## Brief
Faithfully return all lines, omitting every embedded picture.

## Data provided

◆ ◆ ◆ ◆ ◆ ◆ ◆

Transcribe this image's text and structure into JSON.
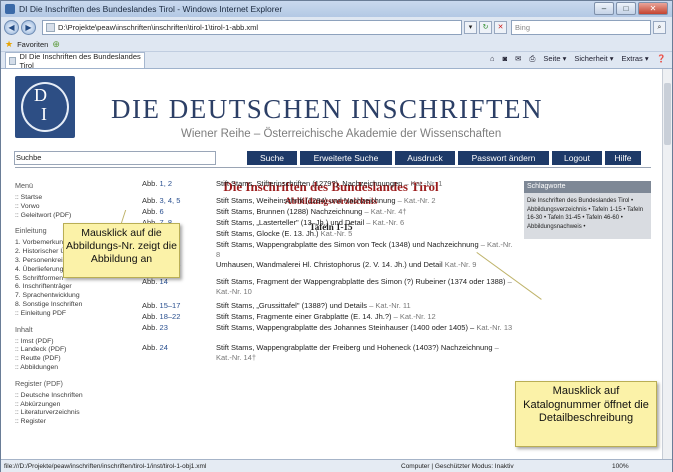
{
  "window": {
    "title": "DI Die Inschriften des Bundeslandes Tirol - Windows Internet Explorer",
    "min": "–",
    "max": "□",
    "close": "✕"
  },
  "address": {
    "url": "D:\\Projekte\\peaw\\inschriften\\inschriften\\tirol-1\\tirol-1-abb.xml",
    "search_placeholder": "Bing"
  },
  "favbar": {
    "favoriten": "Favoriten"
  },
  "tab": {
    "label": "DI Die Inschriften des Bundeslandes Tirol"
  },
  "tools": {
    "seite": "Seite ▾",
    "sicherheit": "Sicherheit ▾",
    "extras": "Extras ▾"
  },
  "header": {
    "title": "DIE DEUTSCHEN INSCHRIFTEN",
    "subtitle": "Wiener Reihe – Österreichische Akademie der Wissenschaften",
    "logo_d": "D",
    "logo_i": "I"
  },
  "search_value": "Suchbe",
  "nav": [
    "Suche",
    "Erweiterte Suche",
    "Ausdruck",
    "Passwort ändern",
    "Logout",
    "Hilfe"
  ],
  "sidebar": {
    "menu": "Menü",
    "menu_items": [
      ":: Startse",
      ":: Vorwo",
      ":: Geleitwort   (PDF)"
    ],
    "einleitung": "Einleitung",
    "einleitung_items": [
      "1.  Vorbemerkungen",
      "2.  Historischer Überblick",
      "3.  Personenkreis",
      "4.  Überlieferung",
      "5.  Schriftformen",
      "6.  Inschriftenträger",
      "7.  Sprachentwicklung",
      "8.  Sonstige Inschriften",
      ":: Einleitung PDF"
    ],
    "inhalt": "Inhalt",
    "inhalt_items": [
      ":: Imst   (PDF)",
      ":: Landeck   (PDF)",
      ":: Reutte   (PDF)",
      ":: Abbildungen"
    ],
    "register": "Register (PDF)",
    "register_items": [
      ":: Deutsche Inschriften",
      ":: Abkürzungen",
      ":: Literaturverzeichnis",
      ":: Register"
    ]
  },
  "main": {
    "title": "Die Inschriften des Bundeslandes Tirol",
    "subtitle": "Abbildungsverzeichnis",
    "tafeln": "Tafeln 1-15"
  },
  "rows": [
    {
      "abb": "Abb.",
      "nr": "1, 2",
      "text": "Stift Stams, Stifterinschriften (1279?), Nachzeichnungen",
      "kat": "– Kat.-Nr. 1"
    },
    {
      "abb": "Abb.",
      "nr": "3, 4, 5",
      "text": "Stift Stams, Weiheinschrift (1284) und Nachzeichnung",
      "kat": "– Kat.-Nr. 2"
    },
    {
      "abb": "Abb.",
      "nr": "6",
      "text": "Stift Stams, Brunnen (1288) Nachzeichnung",
      "kat": "– Kat.-Nr. 4†"
    },
    {
      "abb": "Abb.",
      "nr": "7, 8",
      "text": "Stift Stams, „Lasterteller\" (13. Jh.) und Detail",
      "kat": "– Kat.-Nr. 6"
    },
    {
      "abb": "Abb.",
      "nr": "9",
      "text": "Stift Stams, Glocke (E. 13. Jh.)",
      "kat": "Kat.-Nr. 5"
    },
    {
      "abb": "Abb.",
      "nr": "10, 11",
      "text": "Stift Stams, Wappengrabplatte des Simon von Teck (1348) und Nachzeichnung",
      "kat": "– Kat.-Nr. 8"
    },
    {
      "abb": "Abb.",
      "nr": "12, 13",
      "text": "Umhausen, Wandmalerei Hl. Christophorus (2. V. 14. Jh.) und Detail",
      "kat": "Kat.-Nr. 9"
    },
    {
      "abb": "Abb.",
      "nr": "14",
      "text": "Stift Stams, Fragment der Wappengrabplatte des Simon (?) Rubeiner (1374 oder 1388)",
      "kat": "– Kat.-Nr. 10"
    },
    {
      "abb": "Abb.",
      "nr": "15–17",
      "text": "Stift Stams, „Grussittafel\" (1388?) und Details",
      "kat": "– Kat.-Nr. 11"
    },
    {
      "abb": "Abb.",
      "nr": "18–22",
      "text": "Stift Stams, Fragmente einer Grabplatte (E. 14. Jh.?)",
      "kat": "– Kat.-Nr. 12"
    },
    {
      "abb": "Abb.",
      "nr": "23",
      "text": "Stift Stams, Wappengrabplatte des Johannes Steinhauser (1400 oder 1405) –",
      "kat": "Kat.-Nr. 13"
    },
    {
      "abb": "Abb.",
      "nr": "24",
      "text": "Stift Stams, Wappengrabplatte der Freiberg und Hoheneck (1403?) Nachzeichnung",
      "kat": "– Kat.-Nr. 14†"
    }
  ],
  "schlagworte": {
    "head": "Schlagworte",
    "body": "Die Inschriften des Bundeslandes Tirol  •  Abbildungsverzeichnis  •  Tafeln 1-15  •  Tafeln 16-30  •  Tafeln 31-45  •  Tafeln 46-60  •  Abbildungsnachweis  •"
  },
  "callouts": {
    "left": "Mausklick auf die Abbildungs-Nr. zeigt die Abbildung an",
    "right": "Mausklick auf Katalognummer öffnet die Detailbeschreibung"
  },
  "status": {
    "path": "file:///D:/Projekte/peaw/inschriften/inschriften/tirol-1/inst/tirol-1-obj1.xml",
    "zone": "Computer | Geschützter Modus: Inaktiv",
    "zoom": "100%"
  }
}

◆ ◆ ◆ ◆ ◆ ◆ ◆

## Problem solution
Transcribe this image's text and structure into JSON.
{
  "window": {
    "title": "DI Die Inschriften des Bundeslandes Tirol - Windows Internet Explorer",
    "min": "–",
    "max": "□",
    "close": "✕"
  },
  "address": {
    "url": "D:\\Projekte\\peaw\\inschriften\\inschriften\\tirol-1\\tirol-1-abb.xml",
    "search_placeholder": "Bing"
  },
  "favbar": {
    "favoriten": "Favoriten"
  },
  "tab": {
    "label": "DI Die Inschriften des Bundeslandes Tirol"
  },
  "tools": {
    "seite": "Seite ▾",
    "sicherheit": "Sicherheit ▾",
    "extras": "Extras ▾"
  },
  "header": {
    "title": "DIE DEUTSCHEN INSCHRIFTEN",
    "subtitle": "Wiener Reihe – Österreichische Akademie der Wissenschaften",
    "logo_d": "D",
    "logo_i": "I"
  },
  "search_value": "Suchbe",
  "nav": [
    "Suche",
    "Erweiterte Suche",
    "Ausdruck",
    "Passwort ändern",
    "Logout",
    "Hilfe"
  ],
  "sidebar": {
    "menu": "Menü",
    "menu_items": [
      ":: Startse",
      ":: Vorwo",
      ":: Geleitwort   (PDF)"
    ],
    "einleitung": "Einleitung",
    "einleitung_items": [
      "1.  Vorbemerkungen",
      "2.  Historischer Überblick",
      "3.  Personenkreis",
      "4.  Überlieferung",
      "5.  Schriftformen",
      "6.  Inschriftenträger",
      "7.  Sprachentwicklung",
      "8.  Sonstige Inschriften",
      ":: Einleitung PDF"
    ],
    "inhalt": "Inhalt",
    "inhalt_items": [
      ":: Imst   (PDF)",
      ":: Landeck   (PDF)",
      ":: Reutte   (PDF)",
      ":: Abbildungen"
    ],
    "register": "Register (PDF)",
    "register_items": [
      ":: Deutsche Inschriften",
      ":: Abkürzungen",
      ":: Literaturverzeichnis",
      ":: Register"
    ]
  },
  "main": {
    "title": "Die Inschriften des Bundeslandes Tirol",
    "subtitle": "Abbildungsverzeichnis",
    "tafeln": "Tafeln 1-15"
  },
  "rows": [
    {
      "abb": "Abb.",
      "nr": "1, 2",
      "text": "Stift Stams, Stifterinschriften (1279?), Nachzeichnungen",
      "kat": "– Kat.-Nr. 1"
    },
    {
      "abb": "Abb.",
      "nr": "3, 4, 5",
      "text": "Stift Stams, Weiheinschrift (1284) und Nachzeichnung",
      "kat": "– Kat.-Nr. 2"
    },
    {
      "abb": "Abb.",
      "nr": "6",
      "text": "Stift Stams, Brunnen (1288) Nachzeichnung",
      "kat": "– Kat.-Nr. 4†"
    },
    {
      "abb": "Abb.",
      "nr": "7, 8",
      "text": "Stift Stams, „Lasterteller\" (13. Jh.) und Detail",
      "kat": "– Kat.-Nr. 6"
    },
    {
      "abb": "Abb.",
      "nr": "9",
      "text": "Stift Stams, Glocke (E. 13. Jh.)",
      "kat": "Kat.-Nr. 5"
    },
    {
      "abb": "Abb.",
      "nr": "10, 11",
      "text": "Stift Stams, Wappengrabplatte des Simon von Teck (1348) und Nachzeichnung",
      "kat": "– Kat.-Nr. 8"
    },
    {
      "abb": "Abb.",
      "nr": "12, 13",
      "text": "Umhausen, Wandmalerei Hl. Christophorus (2. V. 14. Jh.) und Detail",
      "kat": "Kat.-Nr. 9"
    },
    {
      "abb": "Abb.",
      "nr": "14",
      "text": "Stift Stams, Fragment der Wappengrabplatte des Simon (?) Rubeiner (1374 oder 1388)",
      "kat": "– Kat.-Nr. 10"
    },
    {
      "abb": "Abb.",
      "nr": "15–17",
      "text": "Stift Stams, „Grussittafel\" (1388?) und Details",
      "kat": "– Kat.-Nr. 11"
    },
    {
      "abb": "Abb.",
      "nr": "18–22",
      "text": "Stift Stams, Fragmente einer Grabplatte (E. 14. Jh.?)",
      "kat": "– Kat.-Nr. 12"
    },
    {
      "abb": "Abb.",
      "nr": "23",
      "text": "Stift Stams, Wappengrabplatte des Johannes Steinhauser (1400 oder 1405) –",
      "kat": "Kat.-Nr. 13"
    },
    {
      "abb": "Abb.",
      "nr": "24",
      "text": "Stift Stams, Wappengrabplatte der Freiberg und Hoheneck (1403?) Nachzeichnung",
      "kat": "– Kat.-Nr. 14†"
    }
  ],
  "schlagworte": {
    "head": "Schlagworte",
    "body": "Die Inschriften des Bundeslandes Tirol  •  Abbildungsverzeichnis  •  Tafeln 1-15  •  Tafeln 16-30  •  Tafeln 31-45  •  Tafeln 46-60  •  Abbildungsnachweis  •"
  },
  "callouts": {
    "left": "Mausklick auf die Abbildungs-Nr. zeigt die Abbildung an",
    "right": "Mausklick auf Katalognummer öffnet die Detailbeschreibung"
  },
  "status": {
    "path": "file:///D:/Projekte/peaw/inschriften/inschriften/tirol-1/inst/tirol-1-obj1.xml",
    "zone": "Computer | Geschützter Modus: Inaktiv",
    "zoom": "100%"
  }
}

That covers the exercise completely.